── THE DATA
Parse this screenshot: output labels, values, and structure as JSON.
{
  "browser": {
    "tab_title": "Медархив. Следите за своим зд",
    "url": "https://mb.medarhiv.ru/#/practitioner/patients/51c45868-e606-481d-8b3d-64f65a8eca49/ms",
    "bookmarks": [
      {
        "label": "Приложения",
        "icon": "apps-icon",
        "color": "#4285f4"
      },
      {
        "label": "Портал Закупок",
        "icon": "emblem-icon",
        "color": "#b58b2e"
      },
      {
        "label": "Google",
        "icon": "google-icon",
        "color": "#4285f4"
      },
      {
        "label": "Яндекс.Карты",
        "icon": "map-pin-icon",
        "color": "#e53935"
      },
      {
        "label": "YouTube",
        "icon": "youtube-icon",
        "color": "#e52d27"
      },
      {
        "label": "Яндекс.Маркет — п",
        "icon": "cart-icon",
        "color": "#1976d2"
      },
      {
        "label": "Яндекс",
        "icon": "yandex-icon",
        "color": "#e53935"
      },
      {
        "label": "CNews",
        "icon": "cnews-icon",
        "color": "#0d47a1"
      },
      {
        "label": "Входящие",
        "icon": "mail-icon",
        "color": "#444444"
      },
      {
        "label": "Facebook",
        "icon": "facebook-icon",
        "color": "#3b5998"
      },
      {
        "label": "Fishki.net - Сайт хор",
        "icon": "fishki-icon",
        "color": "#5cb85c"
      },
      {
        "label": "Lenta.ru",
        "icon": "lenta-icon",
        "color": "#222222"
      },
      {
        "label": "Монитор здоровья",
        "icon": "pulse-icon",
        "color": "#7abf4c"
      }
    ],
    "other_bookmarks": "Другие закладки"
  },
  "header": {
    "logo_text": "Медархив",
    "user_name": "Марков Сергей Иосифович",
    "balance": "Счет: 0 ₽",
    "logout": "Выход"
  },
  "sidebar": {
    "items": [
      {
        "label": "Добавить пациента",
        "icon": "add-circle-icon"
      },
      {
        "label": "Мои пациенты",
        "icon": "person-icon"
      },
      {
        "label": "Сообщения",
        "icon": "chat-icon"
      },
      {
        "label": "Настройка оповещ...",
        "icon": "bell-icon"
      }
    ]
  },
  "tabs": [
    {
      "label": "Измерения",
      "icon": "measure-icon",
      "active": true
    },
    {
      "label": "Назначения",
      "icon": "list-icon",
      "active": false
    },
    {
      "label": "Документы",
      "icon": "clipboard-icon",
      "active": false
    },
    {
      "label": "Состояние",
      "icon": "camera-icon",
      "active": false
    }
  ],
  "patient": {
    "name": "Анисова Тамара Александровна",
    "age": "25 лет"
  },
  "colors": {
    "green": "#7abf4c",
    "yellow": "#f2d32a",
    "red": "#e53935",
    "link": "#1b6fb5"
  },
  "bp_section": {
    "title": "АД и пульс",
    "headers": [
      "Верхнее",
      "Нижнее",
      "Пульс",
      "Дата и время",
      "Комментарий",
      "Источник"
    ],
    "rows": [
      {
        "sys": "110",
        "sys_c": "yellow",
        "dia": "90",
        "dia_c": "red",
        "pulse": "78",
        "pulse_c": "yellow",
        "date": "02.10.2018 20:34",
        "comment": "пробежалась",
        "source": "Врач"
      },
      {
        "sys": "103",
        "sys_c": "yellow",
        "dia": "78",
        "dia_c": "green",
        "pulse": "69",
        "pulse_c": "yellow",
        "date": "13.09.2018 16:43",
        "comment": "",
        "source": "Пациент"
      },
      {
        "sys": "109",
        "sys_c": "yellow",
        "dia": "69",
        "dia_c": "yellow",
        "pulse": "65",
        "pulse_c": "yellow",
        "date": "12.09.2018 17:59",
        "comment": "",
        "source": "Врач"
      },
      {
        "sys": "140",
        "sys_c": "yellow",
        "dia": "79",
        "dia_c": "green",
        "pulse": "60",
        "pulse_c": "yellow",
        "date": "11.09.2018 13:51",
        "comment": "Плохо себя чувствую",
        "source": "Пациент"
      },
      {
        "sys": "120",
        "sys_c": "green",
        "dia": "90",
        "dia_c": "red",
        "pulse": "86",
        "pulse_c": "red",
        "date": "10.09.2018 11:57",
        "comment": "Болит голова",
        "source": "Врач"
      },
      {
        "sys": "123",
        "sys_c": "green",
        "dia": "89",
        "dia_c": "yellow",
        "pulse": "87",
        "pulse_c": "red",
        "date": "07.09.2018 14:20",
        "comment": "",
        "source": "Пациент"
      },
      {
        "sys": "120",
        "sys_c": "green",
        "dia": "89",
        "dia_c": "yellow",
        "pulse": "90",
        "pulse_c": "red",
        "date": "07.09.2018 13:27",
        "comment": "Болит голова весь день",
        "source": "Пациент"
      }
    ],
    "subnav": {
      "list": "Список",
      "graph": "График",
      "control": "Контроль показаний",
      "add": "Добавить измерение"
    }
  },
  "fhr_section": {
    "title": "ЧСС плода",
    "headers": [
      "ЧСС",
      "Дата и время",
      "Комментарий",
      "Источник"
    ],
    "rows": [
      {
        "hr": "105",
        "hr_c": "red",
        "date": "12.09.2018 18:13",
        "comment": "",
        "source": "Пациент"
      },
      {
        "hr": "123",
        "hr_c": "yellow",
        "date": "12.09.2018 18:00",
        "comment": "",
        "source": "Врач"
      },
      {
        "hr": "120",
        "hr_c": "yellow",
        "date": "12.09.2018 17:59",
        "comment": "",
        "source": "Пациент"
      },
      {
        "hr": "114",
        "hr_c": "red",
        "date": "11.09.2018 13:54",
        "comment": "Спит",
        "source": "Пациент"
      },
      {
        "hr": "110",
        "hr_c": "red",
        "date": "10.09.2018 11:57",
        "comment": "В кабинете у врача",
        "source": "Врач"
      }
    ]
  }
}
────
EXERCISE OBJECTIVE =>
Give only the number of lines in the material above that hold the word "Болит".

RESPONSE FOR THIS EXERCISE =>
2